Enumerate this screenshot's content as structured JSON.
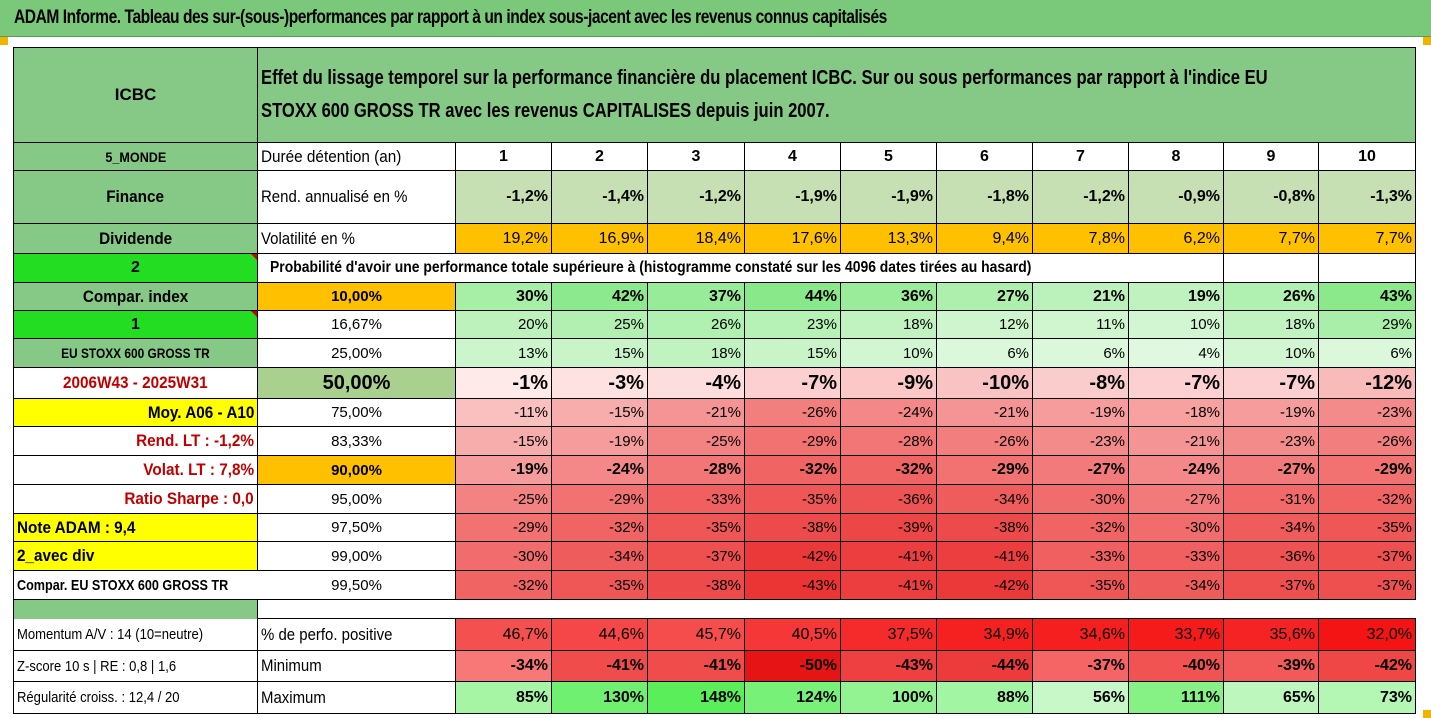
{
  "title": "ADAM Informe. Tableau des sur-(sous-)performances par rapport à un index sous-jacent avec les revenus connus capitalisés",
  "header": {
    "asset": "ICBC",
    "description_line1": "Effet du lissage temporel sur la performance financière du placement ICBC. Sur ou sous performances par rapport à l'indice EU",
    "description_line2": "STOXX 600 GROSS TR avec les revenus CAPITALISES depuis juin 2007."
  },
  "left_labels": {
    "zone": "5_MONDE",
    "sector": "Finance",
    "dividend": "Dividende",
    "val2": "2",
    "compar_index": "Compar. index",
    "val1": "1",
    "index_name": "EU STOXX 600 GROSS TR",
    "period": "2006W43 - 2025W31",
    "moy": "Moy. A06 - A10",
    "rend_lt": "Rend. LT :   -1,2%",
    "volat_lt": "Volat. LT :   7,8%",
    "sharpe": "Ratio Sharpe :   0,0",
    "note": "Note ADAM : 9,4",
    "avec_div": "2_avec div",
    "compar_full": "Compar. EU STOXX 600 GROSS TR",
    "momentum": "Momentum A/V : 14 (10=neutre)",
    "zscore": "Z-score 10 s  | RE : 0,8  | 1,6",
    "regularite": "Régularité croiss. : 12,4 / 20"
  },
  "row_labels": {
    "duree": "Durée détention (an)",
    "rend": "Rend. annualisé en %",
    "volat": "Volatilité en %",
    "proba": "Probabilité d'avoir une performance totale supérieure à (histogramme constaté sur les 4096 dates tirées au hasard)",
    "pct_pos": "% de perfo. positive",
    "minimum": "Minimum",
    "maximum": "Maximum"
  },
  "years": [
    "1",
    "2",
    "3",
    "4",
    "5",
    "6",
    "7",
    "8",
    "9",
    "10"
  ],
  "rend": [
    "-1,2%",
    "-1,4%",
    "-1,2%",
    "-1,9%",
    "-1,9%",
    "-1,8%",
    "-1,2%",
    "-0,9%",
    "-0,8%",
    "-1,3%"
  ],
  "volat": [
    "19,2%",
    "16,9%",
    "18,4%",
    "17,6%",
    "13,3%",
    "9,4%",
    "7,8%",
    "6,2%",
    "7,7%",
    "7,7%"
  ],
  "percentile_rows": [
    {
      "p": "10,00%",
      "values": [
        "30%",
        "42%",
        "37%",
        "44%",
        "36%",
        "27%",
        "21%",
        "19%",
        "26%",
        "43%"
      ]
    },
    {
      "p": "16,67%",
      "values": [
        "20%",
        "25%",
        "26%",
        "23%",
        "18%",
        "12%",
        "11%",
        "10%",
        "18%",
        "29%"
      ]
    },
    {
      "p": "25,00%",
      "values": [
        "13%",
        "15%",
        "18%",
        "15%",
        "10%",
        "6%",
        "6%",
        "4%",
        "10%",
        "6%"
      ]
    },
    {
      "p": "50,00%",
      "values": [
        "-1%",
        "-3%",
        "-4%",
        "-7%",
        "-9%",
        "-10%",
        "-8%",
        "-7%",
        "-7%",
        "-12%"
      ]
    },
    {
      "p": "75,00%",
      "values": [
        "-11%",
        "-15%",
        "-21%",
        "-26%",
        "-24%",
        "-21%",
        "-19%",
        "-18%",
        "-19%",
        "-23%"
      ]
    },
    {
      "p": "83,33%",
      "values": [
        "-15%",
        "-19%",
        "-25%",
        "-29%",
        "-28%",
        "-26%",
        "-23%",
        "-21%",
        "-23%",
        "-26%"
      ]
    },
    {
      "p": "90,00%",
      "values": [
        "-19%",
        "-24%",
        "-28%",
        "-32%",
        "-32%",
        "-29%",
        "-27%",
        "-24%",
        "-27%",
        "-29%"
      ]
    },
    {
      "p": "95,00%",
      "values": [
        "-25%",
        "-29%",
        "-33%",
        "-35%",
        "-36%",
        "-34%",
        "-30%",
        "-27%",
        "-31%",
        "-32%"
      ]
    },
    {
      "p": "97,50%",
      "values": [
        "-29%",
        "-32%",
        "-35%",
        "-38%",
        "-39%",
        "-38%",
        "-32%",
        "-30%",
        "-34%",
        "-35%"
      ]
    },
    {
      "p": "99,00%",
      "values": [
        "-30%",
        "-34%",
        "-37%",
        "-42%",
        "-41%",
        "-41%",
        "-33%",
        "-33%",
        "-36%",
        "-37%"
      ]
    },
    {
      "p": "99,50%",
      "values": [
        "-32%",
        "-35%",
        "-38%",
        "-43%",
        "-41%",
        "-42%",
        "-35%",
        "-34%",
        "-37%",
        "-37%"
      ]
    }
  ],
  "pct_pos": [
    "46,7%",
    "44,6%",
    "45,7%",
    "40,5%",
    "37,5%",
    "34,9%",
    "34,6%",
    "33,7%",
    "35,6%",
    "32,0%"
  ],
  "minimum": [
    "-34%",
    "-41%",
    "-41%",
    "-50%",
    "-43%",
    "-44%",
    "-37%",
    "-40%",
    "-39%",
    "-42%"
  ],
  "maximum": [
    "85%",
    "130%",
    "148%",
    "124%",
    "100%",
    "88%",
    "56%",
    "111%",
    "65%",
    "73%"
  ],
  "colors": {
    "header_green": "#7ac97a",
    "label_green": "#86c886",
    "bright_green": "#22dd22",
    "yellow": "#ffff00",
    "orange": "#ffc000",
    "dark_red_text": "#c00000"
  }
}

==

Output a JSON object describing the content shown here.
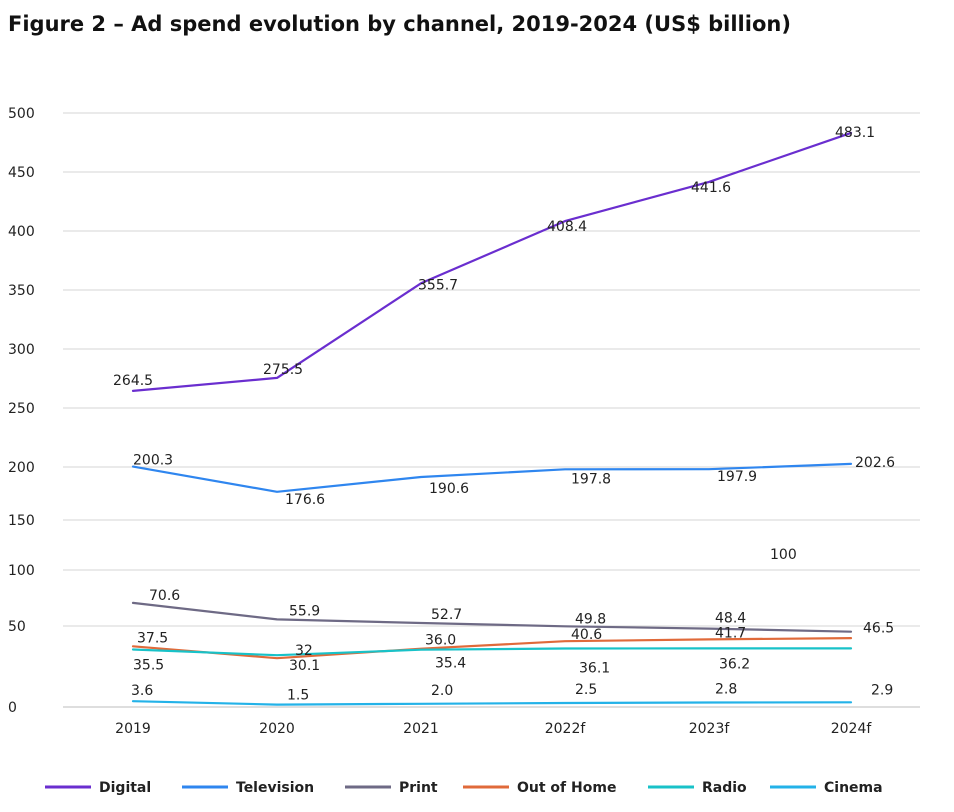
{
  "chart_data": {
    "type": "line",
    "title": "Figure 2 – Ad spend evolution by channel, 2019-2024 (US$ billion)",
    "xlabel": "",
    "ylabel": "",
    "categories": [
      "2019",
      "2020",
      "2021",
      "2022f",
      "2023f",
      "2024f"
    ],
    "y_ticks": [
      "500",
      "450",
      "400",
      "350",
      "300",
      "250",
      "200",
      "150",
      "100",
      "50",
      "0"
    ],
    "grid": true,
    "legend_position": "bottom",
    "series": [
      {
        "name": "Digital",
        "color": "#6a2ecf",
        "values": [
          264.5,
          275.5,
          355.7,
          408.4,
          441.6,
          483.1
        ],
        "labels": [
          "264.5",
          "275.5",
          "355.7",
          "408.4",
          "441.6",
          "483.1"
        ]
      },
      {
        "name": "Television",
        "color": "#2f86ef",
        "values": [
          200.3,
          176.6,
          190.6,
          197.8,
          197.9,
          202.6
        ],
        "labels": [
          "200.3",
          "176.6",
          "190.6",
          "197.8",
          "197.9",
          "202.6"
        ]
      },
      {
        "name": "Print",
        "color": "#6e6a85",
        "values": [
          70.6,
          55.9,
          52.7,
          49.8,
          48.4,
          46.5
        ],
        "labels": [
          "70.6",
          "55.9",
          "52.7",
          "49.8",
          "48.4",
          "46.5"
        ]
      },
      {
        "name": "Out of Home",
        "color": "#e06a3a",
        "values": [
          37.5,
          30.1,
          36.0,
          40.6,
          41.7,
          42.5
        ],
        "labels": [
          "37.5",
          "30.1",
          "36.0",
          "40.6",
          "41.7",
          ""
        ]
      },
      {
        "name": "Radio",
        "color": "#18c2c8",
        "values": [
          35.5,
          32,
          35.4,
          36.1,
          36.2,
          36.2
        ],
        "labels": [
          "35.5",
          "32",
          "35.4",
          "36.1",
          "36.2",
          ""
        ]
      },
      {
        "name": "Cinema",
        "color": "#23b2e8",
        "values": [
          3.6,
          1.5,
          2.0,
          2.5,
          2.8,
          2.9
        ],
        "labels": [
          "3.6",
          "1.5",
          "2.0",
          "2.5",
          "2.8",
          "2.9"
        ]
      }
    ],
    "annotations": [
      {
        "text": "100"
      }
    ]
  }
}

• **What you are asked to do**: From the entries, report each line that includes the word "ADAM".

• **Result for this exercise**:
  "title": "ADAM Informe. Tableau des sur-(sous-)performances par rapport à un index sous-jacent avec les revenus connus capitalisés",
    "note": "Note ADAM : 9,4",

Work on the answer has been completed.